- [Your goal]:
Rewrite the part of the ROC results text that starts at "Cross-validation was used" and ends at "signal classification progressed.", replacing "diagonal" with "reference line" each time it appears.

- [Text provided]:
Cutting Point	Sensitivity	Specificity
0.5	50%	50%

, and DT in

Table 14. Sensitivity and specificity of algorithm DT.

Cutting Point	Sensitivity	Specificity
0.43	57%	43%

; they show the obtained results of sensitivity and specificity after the input of the complete signal to the classifier to indicate the difference between each term with each result obtained indicating a higher sensitivity index in SVM, checking with the calibration given in this algorithm.

These results obtained from the ROC Curve application of KNN, SVM and DT algorithms were obtained and are explained below in Figure 9, Figure 10 and Figure 11 respectively.

(a)

KNN

The cutoff point was obtained, and it was visualized as the ROC line changed direction, derived from the variation in the signal data; however, the ROC curve is shown with no success in its classification in the first half of the data, resuming an improvement in the classification in the rest of the signal.

(b)

SVM

By changing the value of C, the hyperplane of the Kernel was modified. A calibration process was performed (Figure 12), where the value was adjusted, and by choosing a value close to 0, it became closer to some points than others; basically, there was no restriction, and we ended up with a hyperplane that did not classify anything. Since the data were linearly separable, a large C could be used, but this may have been an outlier, and that is why we used a hyperplane very close to the margin with no outlier. We tried several values, and we can say that the selected one provided the freedom to our classifier.

Cross-validation was used with the total data, where 80% was used for training and the remaining 20% for testing; in this graph, from the calibration in C, the qualification improved.

The sensitivity and specificity (Table 14) of the SVM algorithm were calculated with the results obtained with the classification.

The data show a change in the cutoff point; throughout the signal, they were shown above the diagonal that divides the ROC space. The points above the diagonal represent good classification results; they became better as the signal classification progressed.

(c)

- [Extracted data]:
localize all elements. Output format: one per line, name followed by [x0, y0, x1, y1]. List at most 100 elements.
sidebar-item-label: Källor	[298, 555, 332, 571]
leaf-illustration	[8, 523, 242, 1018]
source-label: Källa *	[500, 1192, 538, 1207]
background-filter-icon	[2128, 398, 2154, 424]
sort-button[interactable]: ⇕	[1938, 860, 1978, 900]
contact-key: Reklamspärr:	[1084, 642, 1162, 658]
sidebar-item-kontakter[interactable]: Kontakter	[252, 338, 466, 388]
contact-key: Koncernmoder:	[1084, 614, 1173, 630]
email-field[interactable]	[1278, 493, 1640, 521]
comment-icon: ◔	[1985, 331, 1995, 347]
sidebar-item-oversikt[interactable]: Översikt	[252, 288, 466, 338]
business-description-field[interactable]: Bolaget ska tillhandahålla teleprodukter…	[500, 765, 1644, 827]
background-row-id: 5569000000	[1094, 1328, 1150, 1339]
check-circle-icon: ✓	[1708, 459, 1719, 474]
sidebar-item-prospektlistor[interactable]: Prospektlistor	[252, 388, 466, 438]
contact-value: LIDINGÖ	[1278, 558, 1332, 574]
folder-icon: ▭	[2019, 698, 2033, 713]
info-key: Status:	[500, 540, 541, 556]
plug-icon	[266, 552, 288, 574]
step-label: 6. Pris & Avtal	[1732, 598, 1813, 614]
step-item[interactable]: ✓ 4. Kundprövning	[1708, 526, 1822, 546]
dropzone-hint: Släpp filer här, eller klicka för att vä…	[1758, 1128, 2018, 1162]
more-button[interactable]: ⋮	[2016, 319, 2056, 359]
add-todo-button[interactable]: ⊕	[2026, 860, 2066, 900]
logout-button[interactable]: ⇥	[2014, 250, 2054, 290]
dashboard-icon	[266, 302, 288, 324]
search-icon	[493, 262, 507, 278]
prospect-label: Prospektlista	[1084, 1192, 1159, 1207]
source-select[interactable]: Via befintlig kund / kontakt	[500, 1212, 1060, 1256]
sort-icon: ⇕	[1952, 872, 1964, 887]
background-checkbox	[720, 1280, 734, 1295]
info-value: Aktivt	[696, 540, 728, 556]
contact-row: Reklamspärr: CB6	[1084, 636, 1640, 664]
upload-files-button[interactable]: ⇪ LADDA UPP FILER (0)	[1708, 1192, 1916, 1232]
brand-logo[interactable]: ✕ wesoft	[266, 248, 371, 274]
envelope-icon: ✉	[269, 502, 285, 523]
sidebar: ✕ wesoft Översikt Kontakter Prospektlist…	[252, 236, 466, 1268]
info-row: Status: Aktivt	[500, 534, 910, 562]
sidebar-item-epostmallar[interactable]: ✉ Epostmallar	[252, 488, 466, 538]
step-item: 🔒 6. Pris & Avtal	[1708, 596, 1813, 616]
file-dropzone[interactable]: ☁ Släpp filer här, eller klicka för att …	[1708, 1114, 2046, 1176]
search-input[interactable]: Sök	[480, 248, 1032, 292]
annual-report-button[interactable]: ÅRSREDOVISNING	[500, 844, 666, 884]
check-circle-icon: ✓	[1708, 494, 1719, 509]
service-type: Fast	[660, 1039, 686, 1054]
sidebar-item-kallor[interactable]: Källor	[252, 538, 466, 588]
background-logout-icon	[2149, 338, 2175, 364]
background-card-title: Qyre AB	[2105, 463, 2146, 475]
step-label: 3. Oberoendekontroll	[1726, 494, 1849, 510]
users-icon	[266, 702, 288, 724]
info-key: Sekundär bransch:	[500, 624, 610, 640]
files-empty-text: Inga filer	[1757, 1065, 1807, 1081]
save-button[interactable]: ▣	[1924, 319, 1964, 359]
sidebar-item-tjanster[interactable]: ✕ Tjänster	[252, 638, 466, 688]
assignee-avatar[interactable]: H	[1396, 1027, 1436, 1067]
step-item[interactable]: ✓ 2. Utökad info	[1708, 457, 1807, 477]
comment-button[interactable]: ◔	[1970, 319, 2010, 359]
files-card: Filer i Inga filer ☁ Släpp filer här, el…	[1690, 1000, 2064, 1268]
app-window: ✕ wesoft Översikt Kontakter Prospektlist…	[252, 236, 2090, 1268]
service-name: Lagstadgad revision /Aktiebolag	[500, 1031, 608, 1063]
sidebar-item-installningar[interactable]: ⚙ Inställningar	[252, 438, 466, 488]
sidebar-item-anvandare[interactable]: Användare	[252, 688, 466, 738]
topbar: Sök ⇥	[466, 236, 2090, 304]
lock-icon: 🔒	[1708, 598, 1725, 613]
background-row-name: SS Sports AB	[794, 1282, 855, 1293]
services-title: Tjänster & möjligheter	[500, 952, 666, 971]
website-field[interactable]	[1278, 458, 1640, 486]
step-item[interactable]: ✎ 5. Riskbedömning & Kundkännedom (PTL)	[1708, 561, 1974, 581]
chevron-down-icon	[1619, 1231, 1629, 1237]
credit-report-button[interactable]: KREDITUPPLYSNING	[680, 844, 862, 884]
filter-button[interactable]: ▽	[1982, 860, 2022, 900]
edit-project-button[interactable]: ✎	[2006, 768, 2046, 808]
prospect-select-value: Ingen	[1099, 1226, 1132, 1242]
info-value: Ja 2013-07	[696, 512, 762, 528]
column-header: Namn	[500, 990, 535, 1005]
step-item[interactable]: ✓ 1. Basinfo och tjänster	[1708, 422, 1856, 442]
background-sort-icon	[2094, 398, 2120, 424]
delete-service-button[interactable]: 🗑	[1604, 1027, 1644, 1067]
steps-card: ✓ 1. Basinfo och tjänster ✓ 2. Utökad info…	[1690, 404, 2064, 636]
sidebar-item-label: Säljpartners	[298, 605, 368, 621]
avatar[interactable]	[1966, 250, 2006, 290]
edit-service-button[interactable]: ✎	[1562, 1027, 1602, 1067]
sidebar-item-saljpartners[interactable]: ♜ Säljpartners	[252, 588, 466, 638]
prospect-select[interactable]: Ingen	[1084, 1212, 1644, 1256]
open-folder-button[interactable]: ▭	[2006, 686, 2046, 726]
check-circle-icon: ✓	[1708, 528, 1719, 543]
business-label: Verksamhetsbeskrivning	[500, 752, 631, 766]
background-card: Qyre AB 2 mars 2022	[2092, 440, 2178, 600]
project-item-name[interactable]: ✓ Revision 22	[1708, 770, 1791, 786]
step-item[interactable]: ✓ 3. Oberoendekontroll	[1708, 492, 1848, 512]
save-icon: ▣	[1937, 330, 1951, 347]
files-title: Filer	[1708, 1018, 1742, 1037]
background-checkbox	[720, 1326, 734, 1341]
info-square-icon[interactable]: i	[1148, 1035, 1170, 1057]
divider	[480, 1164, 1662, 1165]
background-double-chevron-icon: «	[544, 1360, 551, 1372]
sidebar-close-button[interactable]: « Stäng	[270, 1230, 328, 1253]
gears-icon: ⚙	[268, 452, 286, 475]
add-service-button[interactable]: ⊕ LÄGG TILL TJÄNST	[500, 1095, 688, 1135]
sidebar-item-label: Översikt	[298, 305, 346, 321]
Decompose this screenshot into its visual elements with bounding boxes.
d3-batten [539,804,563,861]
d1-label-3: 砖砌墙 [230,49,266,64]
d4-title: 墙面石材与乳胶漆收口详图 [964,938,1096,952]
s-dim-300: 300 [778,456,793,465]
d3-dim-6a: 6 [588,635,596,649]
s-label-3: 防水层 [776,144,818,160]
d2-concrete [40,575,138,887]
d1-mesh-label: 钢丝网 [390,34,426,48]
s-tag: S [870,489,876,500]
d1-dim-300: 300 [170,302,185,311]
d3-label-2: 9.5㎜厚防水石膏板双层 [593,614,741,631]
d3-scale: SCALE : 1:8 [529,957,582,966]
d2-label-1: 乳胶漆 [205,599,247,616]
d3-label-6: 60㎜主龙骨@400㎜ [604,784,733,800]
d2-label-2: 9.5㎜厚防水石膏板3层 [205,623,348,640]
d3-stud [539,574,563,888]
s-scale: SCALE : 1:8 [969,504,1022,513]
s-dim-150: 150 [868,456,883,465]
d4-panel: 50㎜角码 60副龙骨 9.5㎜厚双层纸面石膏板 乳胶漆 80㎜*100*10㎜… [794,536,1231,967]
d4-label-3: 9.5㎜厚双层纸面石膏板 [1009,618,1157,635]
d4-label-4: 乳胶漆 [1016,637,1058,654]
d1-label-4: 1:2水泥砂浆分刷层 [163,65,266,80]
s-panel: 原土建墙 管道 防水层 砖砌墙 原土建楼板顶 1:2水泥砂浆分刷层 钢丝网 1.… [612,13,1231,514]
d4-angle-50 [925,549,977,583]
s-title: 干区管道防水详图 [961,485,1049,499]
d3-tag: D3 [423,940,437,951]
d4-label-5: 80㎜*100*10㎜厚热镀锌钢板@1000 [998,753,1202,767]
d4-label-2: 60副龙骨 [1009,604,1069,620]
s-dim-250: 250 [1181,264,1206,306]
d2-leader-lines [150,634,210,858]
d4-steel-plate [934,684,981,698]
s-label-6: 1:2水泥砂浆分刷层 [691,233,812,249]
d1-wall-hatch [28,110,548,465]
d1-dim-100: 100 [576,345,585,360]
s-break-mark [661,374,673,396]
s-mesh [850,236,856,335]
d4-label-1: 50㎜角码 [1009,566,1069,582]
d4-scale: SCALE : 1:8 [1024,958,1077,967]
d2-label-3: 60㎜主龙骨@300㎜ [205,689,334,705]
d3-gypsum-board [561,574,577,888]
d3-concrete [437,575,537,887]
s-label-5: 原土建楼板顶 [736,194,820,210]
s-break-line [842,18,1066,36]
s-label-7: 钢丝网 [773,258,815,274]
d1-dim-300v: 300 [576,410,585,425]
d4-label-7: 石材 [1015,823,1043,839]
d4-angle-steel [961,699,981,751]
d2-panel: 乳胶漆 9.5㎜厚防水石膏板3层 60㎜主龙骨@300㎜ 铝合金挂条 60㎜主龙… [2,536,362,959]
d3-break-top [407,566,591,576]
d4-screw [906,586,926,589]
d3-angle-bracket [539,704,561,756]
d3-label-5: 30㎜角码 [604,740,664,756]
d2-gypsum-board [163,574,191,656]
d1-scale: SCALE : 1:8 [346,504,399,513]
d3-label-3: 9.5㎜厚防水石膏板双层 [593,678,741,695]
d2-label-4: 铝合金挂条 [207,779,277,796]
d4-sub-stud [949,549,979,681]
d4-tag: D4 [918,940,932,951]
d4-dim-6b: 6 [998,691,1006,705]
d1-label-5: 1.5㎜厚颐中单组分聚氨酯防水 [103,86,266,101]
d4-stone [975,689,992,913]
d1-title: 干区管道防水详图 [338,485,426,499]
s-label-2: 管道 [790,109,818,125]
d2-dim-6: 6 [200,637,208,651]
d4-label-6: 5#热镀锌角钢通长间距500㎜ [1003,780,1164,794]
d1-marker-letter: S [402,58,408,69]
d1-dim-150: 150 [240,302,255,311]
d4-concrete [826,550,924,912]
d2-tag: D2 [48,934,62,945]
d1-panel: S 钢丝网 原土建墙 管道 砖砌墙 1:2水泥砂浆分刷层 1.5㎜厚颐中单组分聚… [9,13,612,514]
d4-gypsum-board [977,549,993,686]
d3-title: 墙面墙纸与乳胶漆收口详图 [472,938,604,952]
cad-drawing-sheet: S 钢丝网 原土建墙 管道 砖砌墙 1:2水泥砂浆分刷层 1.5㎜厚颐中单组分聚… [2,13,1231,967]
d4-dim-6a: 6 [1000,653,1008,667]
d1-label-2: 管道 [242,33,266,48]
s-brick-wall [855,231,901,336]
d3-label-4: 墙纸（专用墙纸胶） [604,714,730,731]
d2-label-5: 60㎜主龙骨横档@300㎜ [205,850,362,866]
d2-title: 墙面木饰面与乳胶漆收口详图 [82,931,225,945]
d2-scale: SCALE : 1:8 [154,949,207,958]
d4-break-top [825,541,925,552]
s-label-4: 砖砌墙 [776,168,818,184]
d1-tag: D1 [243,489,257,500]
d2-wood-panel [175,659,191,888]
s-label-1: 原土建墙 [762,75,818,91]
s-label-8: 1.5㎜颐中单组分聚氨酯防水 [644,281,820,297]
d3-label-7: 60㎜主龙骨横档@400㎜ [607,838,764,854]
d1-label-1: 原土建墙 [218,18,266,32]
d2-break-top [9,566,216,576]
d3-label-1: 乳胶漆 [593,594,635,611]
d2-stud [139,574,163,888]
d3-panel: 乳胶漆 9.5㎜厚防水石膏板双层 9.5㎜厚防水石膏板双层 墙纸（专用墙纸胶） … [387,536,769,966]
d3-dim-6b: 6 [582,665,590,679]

- [Finished exercise]:
Cross-validation was used with the total data, where 80% was used for training and the remaining 20% for testing; in this graph, from the calibration in C, the qualification improved.

The sensitivity and specificity (Table 14) of the SVM algorithm were calculated with the results obtained with the classification.

The data show a change in the cutoff point; throughout the signal, they were shown above the reference line that divides the ROC space. The points above the reference line represent good classification results; they became better as the signal classification progressed.